__Short task__. Repeat the listing in full. Nothing may be added or left out.

----------

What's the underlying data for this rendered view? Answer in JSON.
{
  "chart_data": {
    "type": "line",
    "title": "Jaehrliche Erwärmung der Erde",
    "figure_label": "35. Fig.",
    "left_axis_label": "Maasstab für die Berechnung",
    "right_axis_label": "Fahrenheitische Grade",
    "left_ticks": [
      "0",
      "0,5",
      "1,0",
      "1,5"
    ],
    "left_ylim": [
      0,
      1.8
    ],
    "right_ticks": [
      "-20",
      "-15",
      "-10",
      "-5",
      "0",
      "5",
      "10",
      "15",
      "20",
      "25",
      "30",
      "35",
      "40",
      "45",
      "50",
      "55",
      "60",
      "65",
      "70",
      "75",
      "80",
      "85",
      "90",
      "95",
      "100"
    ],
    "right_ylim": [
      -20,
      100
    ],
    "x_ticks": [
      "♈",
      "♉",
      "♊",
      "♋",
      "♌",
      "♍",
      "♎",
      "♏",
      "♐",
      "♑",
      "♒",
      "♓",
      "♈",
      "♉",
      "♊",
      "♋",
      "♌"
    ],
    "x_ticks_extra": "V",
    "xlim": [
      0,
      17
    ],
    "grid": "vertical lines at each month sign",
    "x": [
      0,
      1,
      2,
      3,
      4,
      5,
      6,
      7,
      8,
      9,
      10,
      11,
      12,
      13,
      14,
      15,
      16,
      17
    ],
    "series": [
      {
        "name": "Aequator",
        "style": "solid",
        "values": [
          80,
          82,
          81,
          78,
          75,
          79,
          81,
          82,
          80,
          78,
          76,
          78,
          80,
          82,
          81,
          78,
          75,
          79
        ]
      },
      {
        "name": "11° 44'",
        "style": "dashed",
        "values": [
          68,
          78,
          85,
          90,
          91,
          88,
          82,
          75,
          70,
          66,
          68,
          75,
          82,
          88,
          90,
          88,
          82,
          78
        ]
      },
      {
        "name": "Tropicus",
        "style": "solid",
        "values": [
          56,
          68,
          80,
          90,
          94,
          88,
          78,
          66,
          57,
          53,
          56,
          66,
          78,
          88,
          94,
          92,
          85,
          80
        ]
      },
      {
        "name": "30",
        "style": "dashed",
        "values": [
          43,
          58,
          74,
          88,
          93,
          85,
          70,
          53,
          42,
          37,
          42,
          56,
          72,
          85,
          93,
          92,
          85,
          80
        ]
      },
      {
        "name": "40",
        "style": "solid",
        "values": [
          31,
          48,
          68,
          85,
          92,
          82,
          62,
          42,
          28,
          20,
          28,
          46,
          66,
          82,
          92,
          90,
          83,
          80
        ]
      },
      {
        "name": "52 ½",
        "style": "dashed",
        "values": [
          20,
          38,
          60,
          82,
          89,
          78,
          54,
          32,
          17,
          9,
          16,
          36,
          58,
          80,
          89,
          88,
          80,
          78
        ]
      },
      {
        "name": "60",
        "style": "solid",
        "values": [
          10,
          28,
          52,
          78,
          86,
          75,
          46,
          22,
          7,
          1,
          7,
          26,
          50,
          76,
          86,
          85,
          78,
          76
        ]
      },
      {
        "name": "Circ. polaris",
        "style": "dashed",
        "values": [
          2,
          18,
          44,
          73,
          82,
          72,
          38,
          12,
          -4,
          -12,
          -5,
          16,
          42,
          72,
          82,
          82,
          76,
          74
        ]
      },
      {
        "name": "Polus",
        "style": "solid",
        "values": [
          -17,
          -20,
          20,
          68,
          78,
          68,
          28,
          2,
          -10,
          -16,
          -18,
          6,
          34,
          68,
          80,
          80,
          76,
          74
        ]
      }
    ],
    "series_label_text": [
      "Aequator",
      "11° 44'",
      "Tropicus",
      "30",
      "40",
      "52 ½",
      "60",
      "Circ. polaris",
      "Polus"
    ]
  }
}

----------

__Written answer__.
What's the underlying data for this rendered view? Answer in JSON.
{
  "chart_data": {
    "type": "line",
    "title": "Jaehrliche Erwärmung der Erde",
    "figure_label": "35. Fig.",
    "left_axis_label": "Maasstab für die Berechnung",
    "right_axis_label": "Fahrenheitische Grade",
    "left_ticks": [
      "0",
      "0,5",
      "1,0",
      "1,5"
    ],
    "left_ylim": [
      0,
      1.8
    ],
    "right_ticks": [
      "-20",
      "-15",
      "-10",
      "-5",
      "0",
      "5",
      "10",
      "15",
      "20",
      "25",
      "30",
      "35",
      "40",
      "45",
      "50",
      "55",
      "60",
      "65",
      "70",
      "75",
      "80",
      "85",
      "90",
      "95",
      "100"
    ],
    "right_ylim": [
      -20,
      100
    ],
    "x_ticks": [
      "♈",
      "♉",
      "♊",
      "♋",
      "♌",
      "♍",
      "♎",
      "♏",
      "♐",
      "♑",
      "♒",
      "♓",
      "♈",
      "♉",
      "♊",
      "♋",
      "♌"
    ],
    "x_ticks_extra": "V",
    "xlim": [
      0,
      17
    ],
    "grid": "vertical lines at each month sign",
    "x": [
      0,
      1,
      2,
      3,
      4,
      5,
      6,
      7,
      8,
      9,
      10,
      11,
      12,
      13,
      14,
      15,
      16,
      17
    ],
    "series": [
      {
        "name": "Aequator",
        "style": "solid",
        "values": [
          80,
          82,
          81,
          78,
          75,
          79,
          81,
          82,
          80,
          78,
          76,
          78,
          80,
          82,
          81,
          78,
          75,
          79
        ]
      },
      {
        "name": "11° 44'",
        "style": "dashed",
        "values": [
          68,
          78,
          85,
          90,
          91,
          88,
          82,
          75,
          70,
          66,
          68,
          75,
          82,
          88,
          90,
          88,
          82,
          78
        ]
      },
      {
        "name": "Tropicus",
        "style": "solid",
        "values": [
          56,
          68,
          80,
          90,
          94,
          88,
          78,
          66,
          57,
          53,
          56,
          66,
          78,
          88,
          94,
          92,
          85,
          80
        ]
      },
      {
        "name": "30",
        "style": "dashed",
        "values": [
          43,
          58,
          74,
          88,
          93,
          85,
          70,
          53,
          42,
          37,
          42,
          56,
          72,
          85,
          93,
          92,
          85,
          80
        ]
      },
      {
        "name": "40",
        "style": "solid",
        "values": [
          31,
          48,
          68,
          85,
          92,
          82,
          62,
          42,
          28,
          20,
          28,
          46,
          66,
          82,
          92,
          90,
          83,
          80
        ]
      },
      {
        "name": "52 ½",
        "style": "dashed",
        "values": [
          20,
          38,
          60,
          82,
          89,
          78,
          54,
          32,
          17,
          9,
          16,
          36,
          58,
          80,
          89,
          88,
          80,
          78
        ]
      },
      {
        "name": "60",
        "style": "solid",
        "values": [
          10,
          28,
          52,
          78,
          86,
          75,
          46,
          22,
          7,
          1,
          7,
          26,
          50,
          76,
          86,
          85,
          78,
          76
        ]
      },
      {
        "name": "Circ. polaris",
        "style": "dashed",
        "values": [
          2,
          18,
          44,
          73,
          82,
          72,
          38,
          12,
          -4,
          -12,
          -5,
          16,
          42,
          72,
          82,
          82,
          76,
          74
        ]
      },
      {
        "name": "Polus",
        "style": "solid",
        "values": [
          -17,
          -20,
          20,
          68,
          78,
          68,
          28,
          2,
          -10,
          -16,
          -18,
          6,
          34,
          68,
          80,
          80,
          76,
          74
        ]
      }
    ],
    "series_label_text": [
      "Aequator",
      "11° 44'",
      "Tropicus",
      "30",
      "40",
      "52 ½",
      "60",
      "Circ. polaris",
      "Polus"
    ]
  }
}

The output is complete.